◆ Task inputs
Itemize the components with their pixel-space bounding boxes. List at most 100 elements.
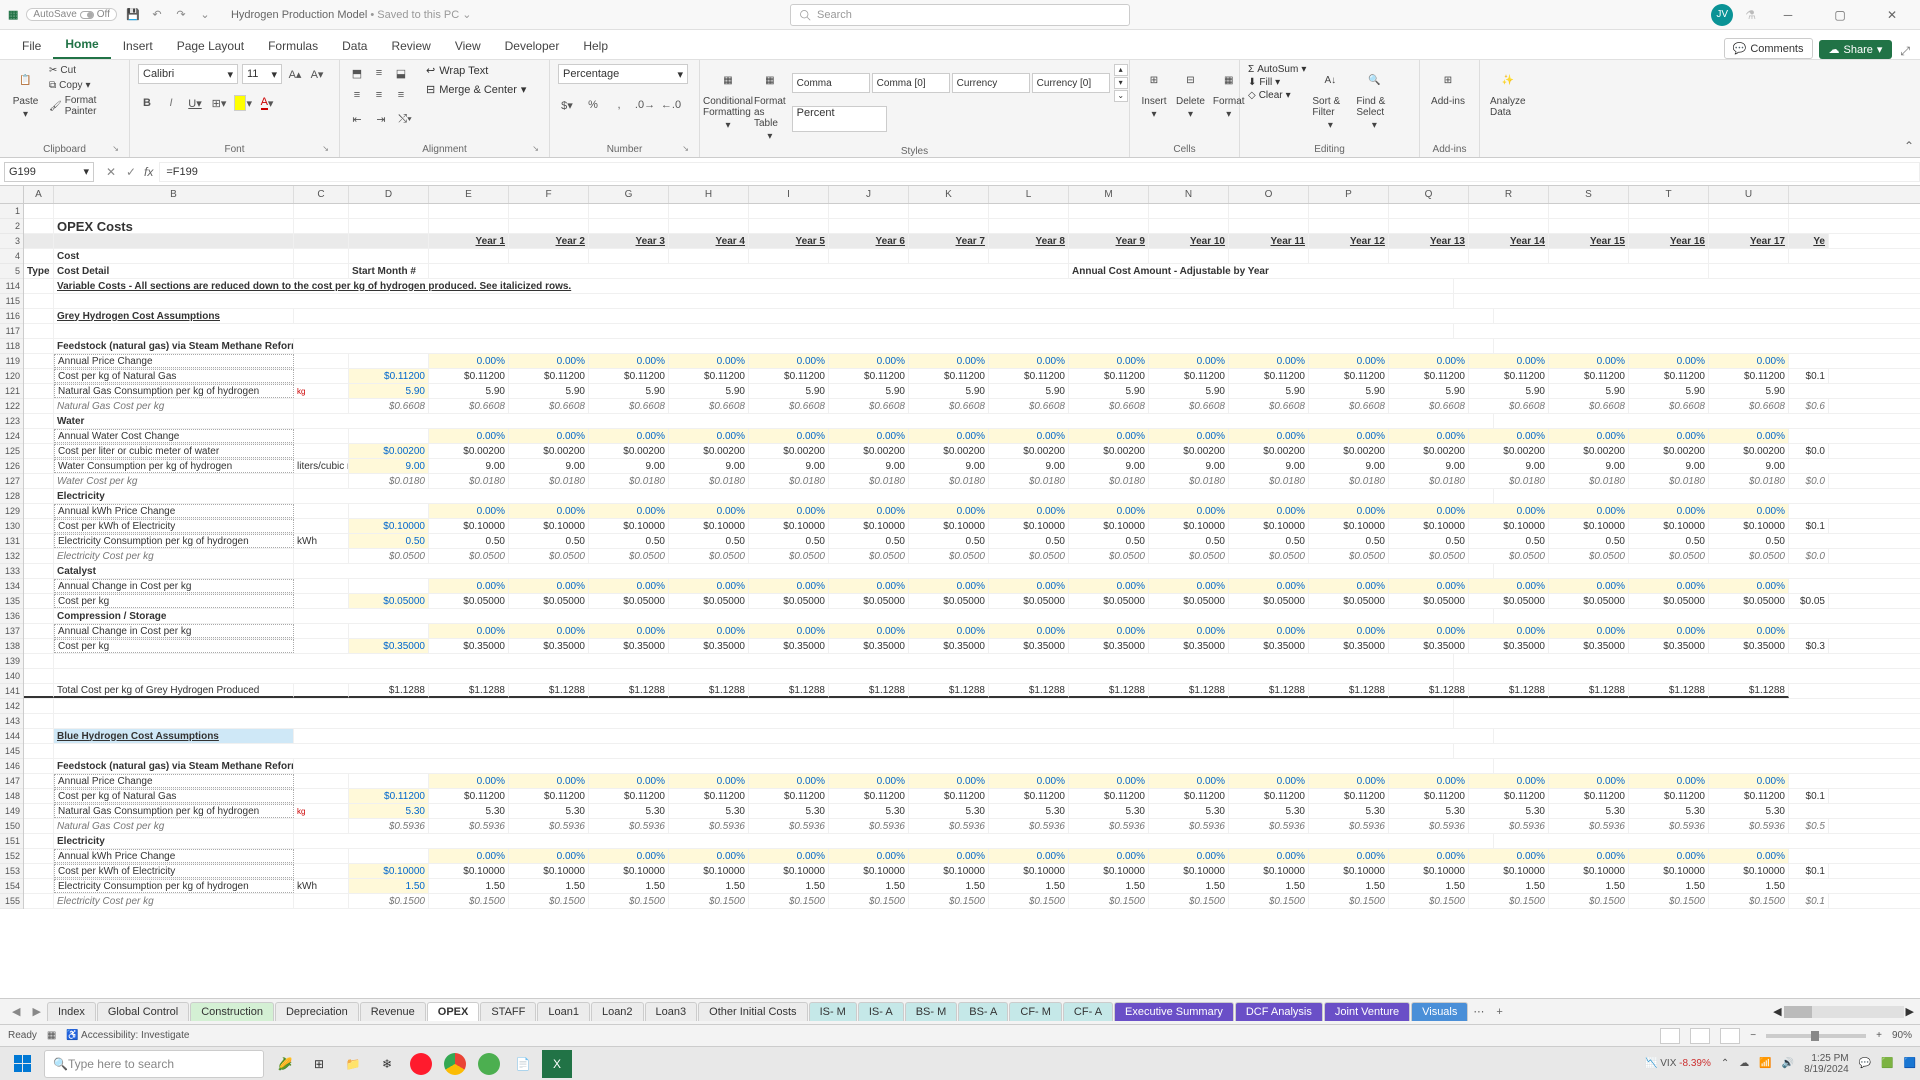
data-cell[interactable]: 0.50 (1309, 534, 1389, 548)
decrease-indent-icon[interactable]: ⇤ (348, 110, 366, 128)
excel-taskbar-icon[interactable]: X (542, 1050, 572, 1078)
data-cell[interactable]: 0.00% (1229, 579, 1309, 593)
input-cell[interactable]: $0.05000 (349, 594, 429, 608)
data-cell[interactable]: $0.0500 (1629, 549, 1709, 563)
cell[interactable] (989, 219, 1069, 233)
row-header-2[interactable]: 2 (0, 219, 23, 234)
font-size-select[interactable]: 11▾ (242, 64, 282, 84)
data-cell[interactable]: $0.6608 (1389, 399, 1469, 413)
cell[interactable] (749, 219, 829, 233)
data-cell[interactable]: 0.00% (1309, 849, 1389, 863)
data-cell[interactable]: $0.10000 (1229, 519, 1309, 533)
row-header-154[interactable]: 154 (0, 879, 23, 894)
cell[interactable] (294, 399, 349, 413)
data-cell[interactable]: $0.1500 (1709, 894, 1789, 908)
data-cell[interactable]: 0.00% (1389, 624, 1469, 638)
data-cell[interactable]: $0.10000 (749, 864, 829, 878)
data-cell[interactable]: $0.5936 (429, 819, 509, 833)
data-cell[interactable]: $0.0180 (429, 474, 509, 488)
unit-kwh[interactable]: kWh (294, 879, 349, 893)
data-cell[interactable]: 0.00% (989, 849, 1069, 863)
cell[interactable] (24, 204, 54, 218)
cost-header[interactable]: Cost (54, 249, 294, 263)
data-cell[interactable]: $0.6608 (589, 399, 669, 413)
bold-button[interactable]: B (138, 94, 156, 112)
data-cell[interactable]: $0.0500 (1389, 549, 1469, 563)
data-cell[interactable]: $0.00200 (1149, 444, 1229, 458)
row-header-133[interactable]: 133 (0, 564, 23, 579)
data-cell[interactable]: 5.30 (749, 804, 829, 818)
data-cell[interactable]: 5.90 (1709, 384, 1789, 398)
data-cell[interactable]: $0.35000 (1389, 639, 1469, 653)
data-cell[interactable]: 0.00% (1389, 579, 1469, 593)
ecost-label[interactable]: Electricity Cost per kg (54, 549, 294, 563)
ngc-cost-label[interactable]: Natural Gas Cost per kg (54, 399, 294, 413)
data-cell[interactable]: 0.50 (989, 534, 1069, 548)
unit-kwh[interactable]: kWh (294, 534, 349, 548)
data-cell[interactable]: 5.90 (749, 384, 829, 398)
data-cell[interactable]: $0.0180 (1549, 474, 1629, 488)
total-cell[interactable]: $1.1288 (349, 684, 429, 698)
cell[interactable] (294, 609, 1494, 623)
row-header-139[interactable]: 139 (0, 654, 23, 669)
number-launcher-icon[interactable]: ↘ (682, 144, 689, 153)
calc-cell[interactable]: $0.1500 (349, 894, 429, 908)
data-cell[interactable]: $1.1288 (1309, 684, 1389, 698)
unit-kg[interactable]: kg (294, 804, 349, 818)
cell[interactable] (24, 399, 54, 413)
data-cell[interactable]: $0.0500 (1149, 549, 1229, 563)
data-cell[interactable]: 1.50 (1309, 879, 1389, 893)
data-cell[interactable]: $0.10000 (509, 864, 589, 878)
data-cell[interactable] (1549, 249, 1629, 263)
data-cell[interactable]: $0.1500 (749, 894, 829, 908)
cpkg-label[interactable]: Cost per kg (54, 594, 294, 608)
cell[interactable]: $0.0 (1789, 444, 1829, 458)
data-cell[interactable]: $0.00200 (509, 444, 589, 458)
detail-header[interactable]: Cost Detail (54, 264, 294, 278)
data-cell[interactable] (909, 249, 989, 263)
input-cell[interactable]: $0.11200 (349, 789, 429, 803)
cell[interactable] (294, 579, 349, 593)
sheet-tab-loan2[interactable]: Loan2 (591, 1002, 644, 1021)
data-cell[interactable]: $0.0180 (909, 474, 989, 488)
col-header-C[interactable]: C (294, 186, 349, 203)
data-cell[interactable]: 0.50 (749, 534, 829, 548)
cell[interactable]: $0.05 (1789, 594, 1829, 608)
sheet-tab-depreciation[interactable]: Depreciation (275, 1002, 359, 1021)
col-header-H[interactable]: H (669, 186, 749, 203)
font-name-select[interactable]: Calibri▾ (138, 64, 238, 84)
tab-developer[interactable]: Developer (493, 33, 572, 59)
row-header-143[interactable]: 143 (0, 714, 23, 729)
zoom-in-icon[interactable]: + (1876, 1030, 1882, 1041)
search-input[interactable]: Search (790, 4, 1130, 26)
format-as-table-button[interactable]: ▦Format as Table▾ (752, 64, 788, 144)
row-header-152[interactable]: 152 (0, 849, 23, 864)
col-header-N[interactable]: N (1149, 186, 1229, 203)
data-cell[interactable]: $0.10000 (1709, 864, 1789, 878)
data-cell[interactable]: 0.00% (1149, 774, 1229, 788)
cell[interactable] (24, 669, 54, 683)
data-cell[interactable]: $0.0180 (1629, 474, 1709, 488)
data-cell[interactable]: $0.11200 (1309, 789, 1389, 803)
data-cell[interactable]: 0.00% (989, 774, 1069, 788)
data-cell[interactable]: $0.0180 (1469, 474, 1549, 488)
cell[interactable] (24, 414, 54, 428)
tab-view[interactable]: View (443, 33, 493, 59)
data-cell[interactable]: $0.10000 (1629, 864, 1709, 878)
year-header[interactable]: Year 12 (1309, 234, 1389, 248)
data-cell[interactable]: 9.00 (589, 459, 669, 473)
cell[interactable]: $0.5 (1789, 819, 1829, 833)
cell[interactable] (829, 204, 909, 218)
data-cell[interactable]: 0.00% (1069, 429, 1149, 443)
data-cell[interactable]: $0.35000 (909, 639, 989, 653)
sheet-tab-staff[interactable]: STAFF (480, 1002, 536, 1021)
ngc-cost2-label[interactable]: Natural Gas Cost per kg (54, 819, 294, 833)
row-header-124[interactable]: 124 (0, 429, 23, 444)
data-cell[interactable]: $0.35000 (669, 639, 749, 653)
cell[interactable] (829, 219, 909, 233)
data-cell[interactable]: 0.00% (429, 579, 509, 593)
data-cell[interactable]: $0.35000 (1629, 639, 1709, 653)
cell[interactable] (1229, 204, 1309, 218)
data-cell[interactable]: 0.00% (829, 579, 909, 593)
data-cell[interactable]: $0.10000 (909, 864, 989, 878)
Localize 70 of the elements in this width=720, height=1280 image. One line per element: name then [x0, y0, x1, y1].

◆ The request
Format every line of the material above as a numbered list, dropping blank lines and leaving the pictures out.

◆ Worked solution
1. Itemize the components with their pixel-space bounding boxes. List at most 100 elements.
2. data-cell[interactable]: 0.50 (1309, 534, 1389, 548)
3. decrease-indent-icon[interactable]: ⇤ (348, 110, 366, 128)
4. excel-taskbar-icon[interactable]: X (542, 1050, 572, 1078)
5. data-cell[interactable]: 0.00% (1229, 579, 1309, 593)
6. input-cell[interactable]: $0.05000 (349, 594, 429, 608)
7. data-cell[interactable]: $0.0500 (1629, 549, 1709, 563)
8. cell[interactable] (989, 219, 1069, 233)
9. row-header-2[interactable]: 2 (0, 219, 23, 234)
10. font-size-select[interactable]: 11▾ (242, 64, 282, 84)
11. data-cell[interactable]: $0.6608 (1389, 399, 1469, 413)
12. cell[interactable] (749, 219, 829, 233)
13. data-cell[interactable]: 0.00% (1309, 849, 1389, 863)
14. data-cell[interactable]: $0.10000 (1229, 519, 1309, 533)
15. row-header-154[interactable]: 154 (0, 879, 23, 894)
16. cell[interactable] (294, 399, 349, 413)
17. data-cell[interactable]: $0.1500 (1709, 894, 1789, 908)
18. data-cell[interactable]: 0.00% (1389, 624, 1469, 638)
19. data-cell[interactable]: $0.10000 (749, 864, 829, 878)
20. data-cell[interactable]: $0.5936 (429, 819, 509, 833)
21. data-cell[interactable]: $0.0180 (429, 474, 509, 488)
22. unit-kwh[interactable]: kWh (294, 879, 349, 893)
23. data-cell[interactable]: 0.00% (989, 849, 1069, 863)
24. cell[interactable] (24, 204, 54, 218)
25. cost-header[interactable]: Cost (54, 249, 294, 263)
26. data-cell[interactable]: $0.6608 (589, 399, 669, 413)
27. bold-button[interactable]: B (138, 94, 156, 112)
28. data-cell[interactable]: $0.0500 (1389, 549, 1469, 563)
29. data-cell[interactable]: $0.00200 (1149, 444, 1229, 458)
30. row-header-133[interactable]: 133 (0, 564, 23, 579)
31. data-cell[interactable]: 5.30 (749, 804, 829, 818)
32. data-cell[interactable]: 5.90 (1709, 384, 1789, 398)
33. data-cell[interactable]: $0.35000 (1389, 639, 1469, 653)
34. data-cell[interactable]: 0.00% (1389, 579, 1469, 593)
35. ecost-label[interactable]: Electricity Cost per kg (54, 549, 294, 563)
36. ngc-cost-label[interactable]: Natural Gas Cost per kg (54, 399, 294, 413)
37. data-cell[interactable]: 0.50 (989, 534, 1069, 548)
38. unit-kwh[interactable]: kWh (294, 534, 349, 548)
39. data-cell[interactable]: 5.90 (749, 384, 829, 398)
40. data-cell[interactable]: $0.0180 (1549, 474, 1629, 488)
41. total-cell[interactable]: $1.1288 (349, 684, 429, 698)
42. cell[interactable] (294, 609, 1494, 623)
43. row-header-139[interactable]: 139 (0, 654, 23, 669)
44. number-launcher-icon[interactable]: ↘ (682, 144, 689, 153)
45. calc-cell[interactable]: $0.1500 (349, 894, 429, 908)
46. data-cell[interactable]: $1.1288 (1309, 684, 1389, 698)
47. unit-kg[interactable]: kg (294, 804, 349, 818)
48. cell[interactable] (24, 399, 54, 413)
49. data-cell[interactable]: $0.0500 (1149, 549, 1229, 563)
50. data-cell[interactable]: 1.50 (1309, 879, 1389, 893)
51. data-cell[interactable]: $0.10000 (509, 864, 589, 878)
52. data-cell[interactable] (1549, 249, 1629, 263)
53. data-cell[interactable]: $0.1500 (749, 894, 829, 908)
54. cpkg-label[interactable]: Cost per kg (54, 594, 294, 608)
55. cell[interactable]: $0.0 (1789, 444, 1829, 458)
56. data-cell[interactable]: $0.00200 (509, 444, 589, 458)
57. detail-header[interactable]: Cost Detail (54, 264, 294, 278)
58. data-cell[interactable] (909, 249, 989, 263)
59. input-cell[interactable]: $0.11200 (349, 789, 429, 803)
60. cell[interactable] (294, 579, 349, 593)
61. sheet-tab-loan2[interactable]: Loan2 (591, 1002, 644, 1021)
62. data-cell[interactable]: $0.0180 (909, 474, 989, 488)
63. col-header-C[interactable]: C (294, 186, 349, 203)
64. data-cell[interactable]: 0.50 (749, 534, 829, 548)
65. cell[interactable]: $0.05 (1789, 594, 1829, 608)
66. sheet-tab-depreciation[interactable]: Depreciation (275, 1002, 359, 1021)
67. col-header-H[interactable]: H (669, 186, 749, 203)
68. font-name-select[interactable]: Calibri▾ (138, 64, 238, 84)
69. tab-developer[interactable]: Developer (493, 33, 572, 59)
70. row-header-143[interactable]: 143 (0, 714, 23, 729)
71. zoom-in-icon[interactable]: + (1876, 1030, 1882, 1041)
72. search-input[interactable]: Search (790, 4, 1130, 26)
73. format-as-table-button[interactable]: ▦Format as Table▾ (752, 64, 788, 144)
74. row-header-152[interactable]: 152 (0, 849, 23, 864)
75. col-header-N[interactable]: N (1149, 186, 1229, 203)
76. data-cell[interactable]: $0.10000 (1709, 864, 1789, 878)
77. data-cell[interactable]: 0.00% (1149, 774, 1229, 788)
78. cell[interactable] (24, 669, 54, 683)
79. data-cell[interactable]: $0.0180 (1629, 474, 1709, 488)
80. data-cell[interactable]: $0.11200 (1309, 789, 1389, 803)
81. data-cell[interactable]: 0.00% (989, 774, 1069, 788)
82. data-cell[interactable]: $0.0180 (1469, 474, 1549, 488)
83. cell[interactable] (24, 414, 54, 428)
84. tab-view[interactable]: View (443, 33, 493, 59)
85. data-cell[interactable]: $0.10000 (1629, 864, 1709, 878)
86. year-header[interactable]: Year 12 (1309, 234, 1389, 248)
87. data-cell[interactable]: 9.00 (589, 459, 669, 473)
88. cell[interactable]: $0.5 (1789, 819, 1829, 833)
89. cell[interactable] (829, 204, 909, 218)
90. data-cell[interactable]: 0.00% (1069, 429, 1149, 443)
91. data-cell[interactable]: $0.35000 (909, 639, 989, 653)
92. sheet-tab-staff[interactable]: STAFF (480, 1002, 536, 1021)
93. ngc-cost2-label[interactable]: Natural Gas Cost per kg (54, 819, 294, 833)
94. row-header-124[interactable]: 124 (0, 429, 23, 444)
95. data-cell[interactable]: $0.35000 (669, 639, 749, 653)
96. cell[interactable] (829, 219, 909, 233)
97. data-cell[interactable]: 0.00% (429, 579, 509, 593)
98. data-cell[interactable]: $0.35000 (1629, 639, 1709, 653)
99. cell[interactable] (1229, 204, 1309, 218)
100. data-cell[interactable]: 0.00% (829, 579, 909, 593)
101. data-cell[interactable]: $0.10000 (909, 864, 989, 878)
102. Localize 70 of the elements in this width=720, height=1280 image. One line per element: name then [x0, y0, x1, y1].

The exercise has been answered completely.